Selected extract -
*** Begin section ***

Sunday, June 21, 2020

Eakinomics: DACA Do Over

Eakinomics: DACA Do Over

Yesterday the Supreme Court ruled that the Trump Administration could not proceed with its plan to end the Deferred Action for Childhood Arrivals (DACA) policy initiated by President Obama in 2012 to shield certain young undocumented immigrants from deportation. DACA applicants must: prove they were under the age of 16 when they came to the United States; have continuously resided in the country since 2007; be enrolled in school, have graduated high school (or equivalent), or have served in the military; be less than 31 years old as of June 15, 2012; and have no conviction of any crime or felony. If an individual satisfies these requirements, he or she acquires provisional legal status and can get papers permitting legal work.

The DACA executive action generated an immense controversy and added to an ongoing debate over whether it constituted executive overreach. The Court did not rule on these core issues, but rather on the process the administration used to end it. Chief Justice Roberts wrote, “We do not decide whether DACA or its rescission are sound policies. We address only whether the agency complied with the procedural requirement that it provide a reasoned explanation for its action.” In short, the justifications for ending DACA were insufficient, but this decision does not rule out another attempt to end DACA.

This decision is an important reminder of the tenuous legal standing of the DACA population. And it is a good time to emphasize that DACA protections affect more than just the immigrants themselves. AAF once estimated that “the average DACA worker contributes $109,000 to the economy each year. If all DACA recipients were removed, U.S. GDP would decrease by nearly $42 billion.” Put differently, the DACA population is an economic asset, and failure to protect it would undercut economic performance.

*** End section ***

Data records -
*** Begin section ***

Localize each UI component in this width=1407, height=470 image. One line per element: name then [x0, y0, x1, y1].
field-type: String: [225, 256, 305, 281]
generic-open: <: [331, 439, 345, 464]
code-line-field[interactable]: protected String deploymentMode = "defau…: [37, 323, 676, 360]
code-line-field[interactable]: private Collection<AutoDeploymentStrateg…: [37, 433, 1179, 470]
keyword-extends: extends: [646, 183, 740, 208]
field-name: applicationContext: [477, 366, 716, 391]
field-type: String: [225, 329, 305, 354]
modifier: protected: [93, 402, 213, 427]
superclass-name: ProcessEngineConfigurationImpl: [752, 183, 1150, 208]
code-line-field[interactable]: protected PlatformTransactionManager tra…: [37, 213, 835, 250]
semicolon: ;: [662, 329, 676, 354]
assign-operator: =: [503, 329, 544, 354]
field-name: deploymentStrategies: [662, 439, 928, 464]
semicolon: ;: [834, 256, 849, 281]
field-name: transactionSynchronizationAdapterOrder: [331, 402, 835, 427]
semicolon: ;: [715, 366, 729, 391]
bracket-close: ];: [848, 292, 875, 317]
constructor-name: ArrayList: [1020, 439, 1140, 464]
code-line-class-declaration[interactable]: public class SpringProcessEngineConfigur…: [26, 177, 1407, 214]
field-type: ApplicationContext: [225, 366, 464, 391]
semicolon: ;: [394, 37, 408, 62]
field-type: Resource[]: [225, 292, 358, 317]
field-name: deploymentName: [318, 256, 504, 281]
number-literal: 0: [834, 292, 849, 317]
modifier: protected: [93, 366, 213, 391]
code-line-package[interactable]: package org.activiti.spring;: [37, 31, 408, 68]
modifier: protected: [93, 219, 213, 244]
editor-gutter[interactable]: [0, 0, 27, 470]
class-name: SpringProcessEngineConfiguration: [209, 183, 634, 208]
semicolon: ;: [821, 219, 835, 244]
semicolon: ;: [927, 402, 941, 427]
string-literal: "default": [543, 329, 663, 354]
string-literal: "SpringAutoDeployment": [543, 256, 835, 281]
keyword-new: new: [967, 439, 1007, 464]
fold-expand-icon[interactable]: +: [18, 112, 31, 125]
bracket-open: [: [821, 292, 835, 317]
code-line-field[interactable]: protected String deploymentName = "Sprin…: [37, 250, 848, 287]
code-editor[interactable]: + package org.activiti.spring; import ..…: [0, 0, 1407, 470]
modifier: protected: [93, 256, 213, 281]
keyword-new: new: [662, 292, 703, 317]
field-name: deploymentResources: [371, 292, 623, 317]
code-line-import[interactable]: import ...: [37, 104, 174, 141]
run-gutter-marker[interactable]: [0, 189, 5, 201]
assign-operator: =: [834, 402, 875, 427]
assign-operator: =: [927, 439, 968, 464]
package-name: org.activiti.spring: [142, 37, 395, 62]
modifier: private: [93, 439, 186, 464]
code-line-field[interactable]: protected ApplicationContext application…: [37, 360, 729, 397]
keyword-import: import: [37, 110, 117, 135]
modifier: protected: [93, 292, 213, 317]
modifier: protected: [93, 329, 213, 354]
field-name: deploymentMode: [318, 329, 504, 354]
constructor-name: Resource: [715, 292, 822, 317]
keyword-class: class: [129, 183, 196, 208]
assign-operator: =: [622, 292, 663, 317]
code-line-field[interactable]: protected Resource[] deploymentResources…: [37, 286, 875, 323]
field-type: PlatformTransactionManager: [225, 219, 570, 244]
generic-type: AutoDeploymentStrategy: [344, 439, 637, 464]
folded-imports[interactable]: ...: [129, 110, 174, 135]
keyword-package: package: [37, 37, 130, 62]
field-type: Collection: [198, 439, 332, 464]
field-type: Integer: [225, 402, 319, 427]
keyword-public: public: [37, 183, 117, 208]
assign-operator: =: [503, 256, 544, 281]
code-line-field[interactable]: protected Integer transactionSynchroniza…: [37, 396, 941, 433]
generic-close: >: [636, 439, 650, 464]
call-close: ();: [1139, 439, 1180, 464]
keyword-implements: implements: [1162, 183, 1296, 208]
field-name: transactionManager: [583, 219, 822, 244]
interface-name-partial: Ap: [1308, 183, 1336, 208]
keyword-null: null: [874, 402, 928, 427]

*** End section ***

Requirement 1 -
Output the passage from the DACA commentary starting at "Eakinomics: DACA Do" and ending at "permitting legal work.", copying it word for word.
Requirement 2 -
Pick up the commentary on the Supreme Court's DACA ruling where it stops, and continue it from that point.

Task output 1 -
Eakinomics: DACA Do Over

Eakinomics: DACA Do Over

Yesterday the Supreme Court ruled that the Trump Administration could not proceed with its plan to end the Deferred Action for Childhood Arrivals (DACA) policy initiated by President Obama in 2012 to shield certain young undocumented immigrants from deportation. DACA applicants must: prove they were under the age of 16 when they came to the United States; have continuously resided in the country since 2007; be enrolled in school, have graduated high school (or equivalent), or have served in the military; be less than 31 years old as of June 15, 2012; and have no conviction of any crime or felony. If an individual satisfies these requirements, he or she acquires provisional legal status and can get papers permitting legal work.

Task output 2 -
This, in turn, is a reminder that we need immigration reform. While DACA will have the headlines for a few days, the statistical reality is that the native-born population in the United States has a fertility rate that is too low (and still declining) to keep the population stable, much less growing. Put differently, in the absence of any immigration the U.S. population and economy will shrink, limiting the ability of the nation to defend itself and project our values around the globe. The flip side of this reality is that choosing the rules for granting visas to immigrants is tantamount to choosing the growth rate and composition of the labor force.

Given that, it is desirable to move the immigration system away from a nearly exclusive focus on family unification and humanitarian objectives and toward one that rewards those providing the attributes that the labor market values. Indeed, my proposed reform builds a strong economic foundation for the immigration system and is precisely the kind of pro-growth policy that will enable the United States to regain its former vitality in the aftermath of the COVID-19 recession.